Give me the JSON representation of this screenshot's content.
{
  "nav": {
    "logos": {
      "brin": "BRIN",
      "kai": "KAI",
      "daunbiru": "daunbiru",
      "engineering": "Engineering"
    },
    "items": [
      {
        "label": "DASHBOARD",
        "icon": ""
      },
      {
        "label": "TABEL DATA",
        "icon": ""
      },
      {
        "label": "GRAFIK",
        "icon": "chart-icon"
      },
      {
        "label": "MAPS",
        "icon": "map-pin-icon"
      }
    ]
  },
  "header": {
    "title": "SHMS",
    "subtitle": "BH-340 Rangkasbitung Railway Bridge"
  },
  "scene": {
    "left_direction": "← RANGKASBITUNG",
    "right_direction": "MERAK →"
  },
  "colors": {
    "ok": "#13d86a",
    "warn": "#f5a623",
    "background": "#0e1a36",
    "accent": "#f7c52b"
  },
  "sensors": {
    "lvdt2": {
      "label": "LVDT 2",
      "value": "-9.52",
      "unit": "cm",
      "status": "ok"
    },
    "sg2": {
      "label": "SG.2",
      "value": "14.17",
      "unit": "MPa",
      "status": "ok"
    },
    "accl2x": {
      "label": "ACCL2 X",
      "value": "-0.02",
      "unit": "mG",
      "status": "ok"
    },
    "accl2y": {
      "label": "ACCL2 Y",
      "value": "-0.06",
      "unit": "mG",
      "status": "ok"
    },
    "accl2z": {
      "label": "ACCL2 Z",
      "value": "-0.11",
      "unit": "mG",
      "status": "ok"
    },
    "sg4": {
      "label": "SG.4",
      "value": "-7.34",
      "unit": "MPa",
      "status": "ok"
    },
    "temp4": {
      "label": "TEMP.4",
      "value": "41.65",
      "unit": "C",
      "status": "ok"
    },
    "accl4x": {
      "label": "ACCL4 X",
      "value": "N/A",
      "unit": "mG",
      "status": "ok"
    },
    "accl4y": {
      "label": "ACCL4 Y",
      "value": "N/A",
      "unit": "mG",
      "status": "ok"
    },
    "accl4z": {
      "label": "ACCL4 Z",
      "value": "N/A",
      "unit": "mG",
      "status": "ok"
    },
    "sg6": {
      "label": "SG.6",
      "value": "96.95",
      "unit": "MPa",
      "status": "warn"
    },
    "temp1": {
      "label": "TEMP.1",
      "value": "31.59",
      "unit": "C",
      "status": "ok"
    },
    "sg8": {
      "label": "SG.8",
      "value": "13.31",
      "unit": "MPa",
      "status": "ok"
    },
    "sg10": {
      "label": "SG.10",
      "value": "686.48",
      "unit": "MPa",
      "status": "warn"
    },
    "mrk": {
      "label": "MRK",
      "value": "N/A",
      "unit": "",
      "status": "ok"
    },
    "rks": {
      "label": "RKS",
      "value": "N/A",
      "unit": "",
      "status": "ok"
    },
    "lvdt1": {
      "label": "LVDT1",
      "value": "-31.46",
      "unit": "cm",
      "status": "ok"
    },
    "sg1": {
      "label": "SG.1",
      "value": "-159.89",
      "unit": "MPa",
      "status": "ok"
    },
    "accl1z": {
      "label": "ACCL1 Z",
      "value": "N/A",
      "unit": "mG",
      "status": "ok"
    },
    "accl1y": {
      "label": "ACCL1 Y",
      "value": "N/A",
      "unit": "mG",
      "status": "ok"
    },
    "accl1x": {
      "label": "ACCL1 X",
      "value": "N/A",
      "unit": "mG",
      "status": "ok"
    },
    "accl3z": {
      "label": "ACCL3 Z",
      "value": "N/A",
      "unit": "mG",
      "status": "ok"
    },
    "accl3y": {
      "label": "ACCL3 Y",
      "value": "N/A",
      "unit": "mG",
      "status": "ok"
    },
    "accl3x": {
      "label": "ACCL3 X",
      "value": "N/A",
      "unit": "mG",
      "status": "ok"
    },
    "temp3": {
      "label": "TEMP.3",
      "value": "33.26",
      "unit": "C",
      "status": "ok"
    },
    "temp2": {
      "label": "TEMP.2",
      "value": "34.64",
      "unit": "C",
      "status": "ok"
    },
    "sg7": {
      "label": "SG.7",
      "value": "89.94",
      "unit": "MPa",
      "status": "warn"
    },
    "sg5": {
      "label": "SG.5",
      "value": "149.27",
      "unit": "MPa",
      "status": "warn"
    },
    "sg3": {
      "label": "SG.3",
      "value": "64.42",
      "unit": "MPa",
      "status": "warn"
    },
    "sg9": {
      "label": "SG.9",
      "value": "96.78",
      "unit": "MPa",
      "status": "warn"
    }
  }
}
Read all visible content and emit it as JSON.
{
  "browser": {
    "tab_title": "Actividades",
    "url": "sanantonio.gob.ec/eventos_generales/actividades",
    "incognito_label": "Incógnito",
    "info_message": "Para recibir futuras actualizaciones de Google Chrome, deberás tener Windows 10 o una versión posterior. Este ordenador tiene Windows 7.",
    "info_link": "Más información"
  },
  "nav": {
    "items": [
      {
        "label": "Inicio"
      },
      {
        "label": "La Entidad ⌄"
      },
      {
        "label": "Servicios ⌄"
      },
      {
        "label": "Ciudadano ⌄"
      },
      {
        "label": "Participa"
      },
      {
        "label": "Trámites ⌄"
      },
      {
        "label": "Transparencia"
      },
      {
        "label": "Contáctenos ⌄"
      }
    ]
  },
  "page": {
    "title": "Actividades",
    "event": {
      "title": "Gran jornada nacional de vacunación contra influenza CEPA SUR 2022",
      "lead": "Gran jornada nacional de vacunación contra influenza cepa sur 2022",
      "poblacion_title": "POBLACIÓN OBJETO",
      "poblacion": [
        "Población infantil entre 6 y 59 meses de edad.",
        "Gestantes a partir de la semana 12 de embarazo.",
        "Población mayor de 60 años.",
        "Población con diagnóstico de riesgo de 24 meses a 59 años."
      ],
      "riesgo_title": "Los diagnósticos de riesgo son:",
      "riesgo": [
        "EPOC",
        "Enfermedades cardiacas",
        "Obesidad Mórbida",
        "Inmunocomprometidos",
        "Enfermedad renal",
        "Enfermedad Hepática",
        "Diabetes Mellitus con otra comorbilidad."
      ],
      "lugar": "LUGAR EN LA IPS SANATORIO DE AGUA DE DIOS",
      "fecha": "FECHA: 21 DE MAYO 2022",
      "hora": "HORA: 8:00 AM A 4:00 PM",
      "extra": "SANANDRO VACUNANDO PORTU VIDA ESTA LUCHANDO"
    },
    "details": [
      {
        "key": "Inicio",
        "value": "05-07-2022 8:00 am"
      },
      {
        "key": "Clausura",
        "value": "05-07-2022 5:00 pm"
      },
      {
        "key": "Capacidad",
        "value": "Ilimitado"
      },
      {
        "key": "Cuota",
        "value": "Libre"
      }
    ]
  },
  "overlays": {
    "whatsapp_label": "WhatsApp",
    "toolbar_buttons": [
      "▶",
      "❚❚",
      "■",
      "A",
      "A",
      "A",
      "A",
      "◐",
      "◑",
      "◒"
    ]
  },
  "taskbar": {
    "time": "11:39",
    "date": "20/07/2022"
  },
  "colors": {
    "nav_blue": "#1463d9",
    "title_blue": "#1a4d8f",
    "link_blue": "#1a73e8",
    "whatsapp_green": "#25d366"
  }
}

EXERCISE:
Reproduce the listing in full. Keep it exactly as written.

RESULT FOR THIS TASK:
Give me the JSON representation of this screenshot's content.
{
  "nav": {
    "logos": {
      "brin": "BRIN",
      "kai": "KAI",
      "daunbiru": "daunbiru",
      "engineering": "Engineering"
    },
    "items": [
      {
        "label": "DASHBOARD",
        "icon": ""
      },
      {
        "label": "TABEL DATA",
        "icon": ""
      },
      {
        "label": "GRAFIK",
        "icon": "chart-icon"
      },
      {
        "label": "MAPS",
        "icon": "map-pin-icon"
      }
    ]
  },
  "header": {
    "title": "SHMS",
    "subtitle": "BH-340 Rangkasbitung Railway Bridge"
  },
  "scene": {
    "left_direction": "← RANGKASBITUNG",
    "right_direction": "MERAK →"
  },
  "colors": {
    "ok": "#13d86a",
    "warn": "#f5a623",
    "background": "#0e1a36",
    "accent": "#f7c52b"
  },
  "sensors": {
    "lvdt2": {
      "label": "LVDT 2",
      "value": "-9.52",
      "unit": "cm",
      "status": "ok"
    },
    "sg2": {
      "label": "SG.2",
      "value": "14.17",
      "unit": "MPa",
      "status": "ok"
    },
    "accl2x": {
      "label": "ACCL2 X",
      "value": "-0.02",
      "unit": "mG",
      "status": "ok"
    },
    "accl2y": {
      "label": "ACCL2 Y",
      "value": "-0.06",
      "unit": "mG",
      "status": "ok"
    },
    "accl2z": {
      "label": "ACCL2 Z",
      "value": "-0.11",
      "unit": "mG",
      "status": "ok"
    },
    "sg4": {
      "label": "SG.4",
      "value": "-7.34",
      "unit": "MPa",
      "status": "ok"
    },
    "temp4": {
      "label": "TEMP.4",
      "value": "41.65",
      "unit": "C",
      "status": "ok"
    },
    "accl4x": {
      "label": "ACCL4 X",
      "value": "N/A",
      "unit": "mG",
      "status": "ok"
    },
    "accl4y": {
      "label": "ACCL4 Y",
      "value": "N/A",
      "unit": "mG",
      "status": "ok"
    },
    "accl4z": {
      "label": "ACCL4 Z",
      "value": "N/A",
      "unit": "mG",
      "status": "ok"
    },
    "sg6": {
      "label": "SG.6",
      "value": "96.95",
      "unit": "MPa",
      "status": "warn"
    },
    "temp1": {
      "label": "TEMP.1",
      "value": "31.59",
      "unit": "C",
      "status": "ok"
    },
    "sg8": {
      "label": "SG.8",
      "value": "13.31",
      "unit": "MPa",
      "status": "ok"
    },
    "sg10": {
      "label": "SG.10",
      "value": "686.48",
      "unit": "MPa",
      "status": "warn"
    },
    "mrk": {
      "label": "MRK",
      "value": "N/A",
      "unit": "",
      "status": "ok"
    },
    "rks": {
      "label": "RKS",
      "value": "N/A",
      "unit": "",
      "status": "ok"
    },
    "lvdt1": {
      "label": "LVDT1",
      "value": "-31.46",
      "unit": "cm",
      "status": "ok"
    },
    "sg1": {
      "label": "SG.1",
      "value": "-159.89",
      "unit": "MPa",
      "status": "ok"
    },
    "accl1z": {
      "label": "ACCL1 Z",
      "value": "N/A",
      "unit": "mG",
      "status": "ok"
    },
    "accl1y": {
      "label": "ACCL1 Y",
      "value": "N/A",
      "unit": "mG",
      "status": "ok"
    },
    "accl1x": {
      "label": "ACCL1 X",
      "value": "N/A",
      "unit": "mG",
      "status": "ok"
    },
    "accl3z": {
      "label": "ACCL3 Z",
      "value": "N/A",
      "unit": "mG",
      "status": "ok"
    },
    "accl3y": {
      "label": "ACCL3 Y",
      "value": "N/A",
      "unit": "mG",
      "status": "ok"
    },
    "accl3x": {
      "label": "ACCL3 X",
      "value": "N/A",
      "unit": "mG",
      "status": "ok"
    },
    "temp3": {
      "label": "TEMP.3",
      "value": "33.26",
      "unit": "C",
      "status": "ok"
    },
    "temp2": {
      "label": "TEMP.2",
      "value": "34.64",
      "unit": "C",
      "status": "ok"
    },
    "sg7": {
      "label": "SG.7",
      "value": "89.94",
      "unit": "MPa",
      "status": "warn"
    },
    "sg5": {
      "label": "SG.5",
      "value": "149.27",
      "unit": "MPa",
      "status": "warn"
    },
    "sg3": {
      "label": "SG.3",
      "value": "64.42",
      "unit": "MPa",
      "status": "warn"
    },
    "sg9": {
      "label": "SG.9",
      "value": "96.78",
      "unit": "MPa",
      "status": "warn"
    }
  }
}
Read all visible content and emit it as JSON.
{
  "browser": {
    "tab_title": "Actividades",
    "url": "sanantonio.gob.ec/eventos_generales/actividades",
    "incognito_label": "Incógnito",
    "info_message": "Para recibir futuras actualizaciones de Google Chrome, deberás tener Windows 10 o una versión posterior. Este ordenador tiene Windows 7.",
    "info_link": "Más información"
  },
  "nav": {
    "items": [
      {
        "label": "Inicio"
      },
      {
        "label": "La Entidad ⌄"
      },
      {
        "label": "Servicios ⌄"
      },
      {
        "label": "Ciudadano ⌄"
      },
      {
        "label": "Participa"
      },
      {
        "label": "Trámites ⌄"
      },
      {
        "label": "Transparencia"
      },
      {
        "label": "Contáctenos ⌄"
      }
    ]
  },
  "page": {
    "title": "Actividades",
    "event": {
      "title": "Gran jornada nacional de vacunación contra influenza CEPA SUR 2022",
      "lead": "Gran jornada nacional de vacunación contra influenza cepa sur 2022",
      "poblacion_title": "POBLACIÓN OBJETO",
      "poblacion": [
        "Población infantil entre 6 y 59 meses de edad.",
        "Gestantes a partir de la semana 12 de embarazo.",
        "Población mayor de 60 años.",
        "Población con diagnóstico de riesgo de 24 meses a 59 años."
      ],
      "riesgo_title": "Los diagnósticos de riesgo son:",
      "riesgo": [
        "EPOC",
        "Enfermedades cardiacas",
        "Obesidad Mórbida",
        "Inmunocomprometidos",
        "Enfermedad renal",
        "Enfermedad Hepática",
        "Diabetes Mellitus con otra comorbilidad."
      ],
      "lugar": "LUGAR EN LA IPS SANATORIO DE AGUA DE DIOS",
      "fecha": "FECHA: 21 DE MAYO 2022",
      "hora": "HORA: 8:00 AM A 4:00 PM",
      "extra": "SANANDRO VACUNANDO PORTU VIDA ESTA LUCHANDO"
    },
    "details": [
      {
        "key": "Inicio",
        "value": "05-07-2022 8:00 am"
      },
      {
        "key": "Clausura",
        "value": "05-07-2022 5:00 pm"
      },
      {
        "key": "Capacidad",
        "value": "Ilimitado"
      },
      {
        "key": "Cuota",
        "value": "Libre"
      }
    ]
  },
  "overlays": {
    "whatsapp_label": "WhatsApp",
    "toolbar_buttons": [
      "▶",
      "❚❚",
      "■",
      "A",
      "A",
      "A",
      "A",
      "◐",
      "◑",
      "◒"
    ]
  },
  "taskbar": {
    "time": "11:39",
    "date": "20/07/2022"
  },
  "colors": {
    "nav_blue": "#1463d9",
    "title_blue": "#1a4d8f",
    "link_blue": "#1a73e8",
    "whatsapp_green": "#25d366"
  }
}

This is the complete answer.